The task:
Without including any pictures, write out the listing below exactly.

(Figure record listings)
#####

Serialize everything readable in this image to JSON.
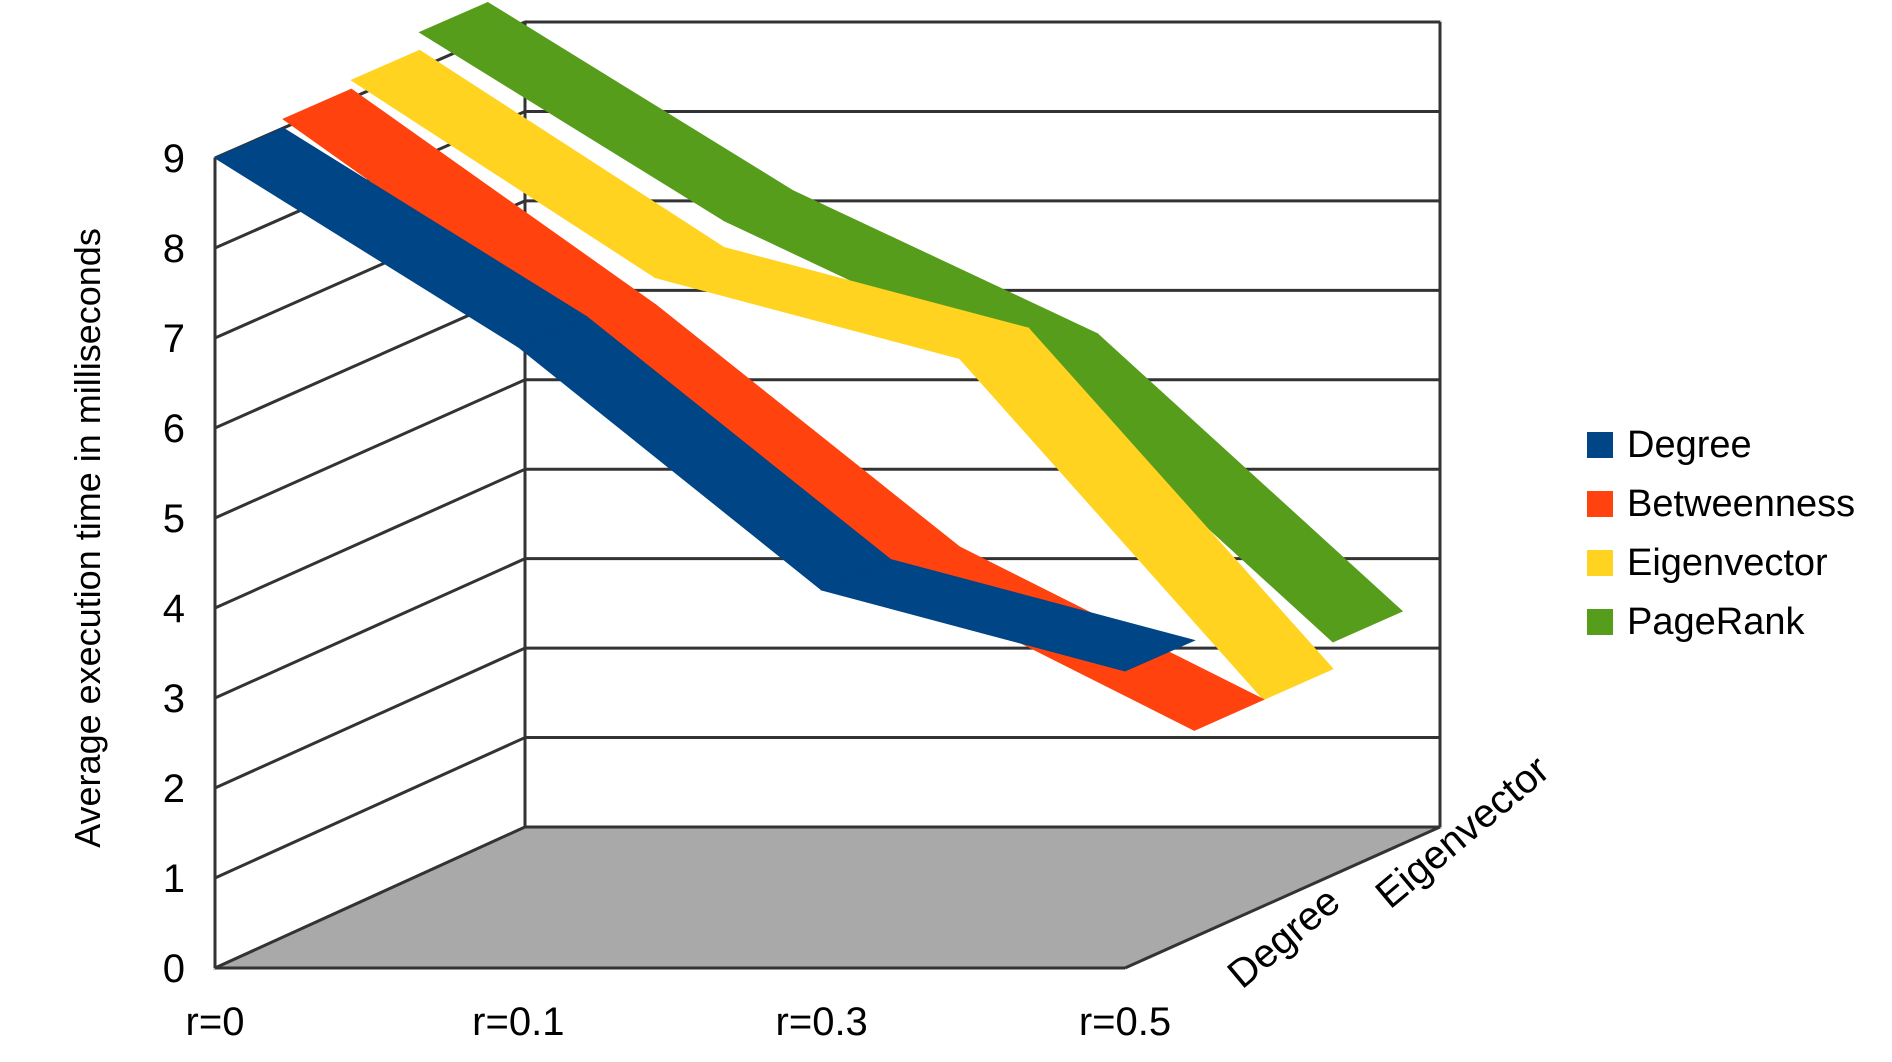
{
  "chart_data": {
    "type": "area",
    "ylabel": "Average execution time in milliseconds",
    "xlabel": "",
    "ylim": [
      0,
      9
    ],
    "y_ticks": [
      0,
      1,
      2,
      3,
      4,
      5,
      6,
      7,
      8,
      9
    ],
    "categories": [
      "r=0",
      "r=0.1",
      "r=0.3",
      "r=0.5"
    ],
    "depth_labels": [
      "Degree",
      "Eigenvector"
    ],
    "grid": true,
    "legend_position": "right",
    "series": [
      {
        "name": "Degree",
        "color": "#004586",
        "values": [
          9.0,
          6.9,
          4.2,
          3.3
        ]
      },
      {
        "name": "Betweenness",
        "color": "#ff420e",
        "values": [
          9.1,
          6.7,
          4.0,
          2.3
        ]
      },
      {
        "name": "Eigenvector",
        "color": "#ffd320",
        "values": [
          9.2,
          7.0,
          6.1,
          2.3
        ]
      },
      {
        "name": "PageRank",
        "color": "#579d1c",
        "values": [
          9.4,
          7.3,
          5.7,
          2.6
        ]
      }
    ]
  }
}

#####

Written answer:
Serialize everything readable in this image to JSON.
{
  "chart_data": {
    "type": "area",
    "ylabel": "Average execution time in milliseconds",
    "xlabel": "",
    "ylim": [
      0,
      9
    ],
    "y_ticks": [
      0,
      1,
      2,
      3,
      4,
      5,
      6,
      7,
      8,
      9
    ],
    "categories": [
      "r=0",
      "r=0.1",
      "r=0.3",
      "r=0.5"
    ],
    "depth_labels": [
      "Degree",
      "Eigenvector"
    ],
    "grid": true,
    "legend_position": "right",
    "series": [
      {
        "name": "Degree",
        "color": "#004586",
        "values": [
          9.0,
          6.9,
          4.2,
          3.3
        ]
      },
      {
        "name": "Betweenness",
        "color": "#ff420e",
        "values": [
          9.1,
          6.7,
          4.0,
          2.3
        ]
      },
      {
        "name": "Eigenvector",
        "color": "#ffd320",
        "values": [
          9.2,
          7.0,
          6.1,
          2.3
        ]
      },
      {
        "name": "PageRank",
        "color": "#579d1c",
        "values": [
          9.4,
          7.3,
          5.7,
          2.6
        ]
      }
    ]
  }
}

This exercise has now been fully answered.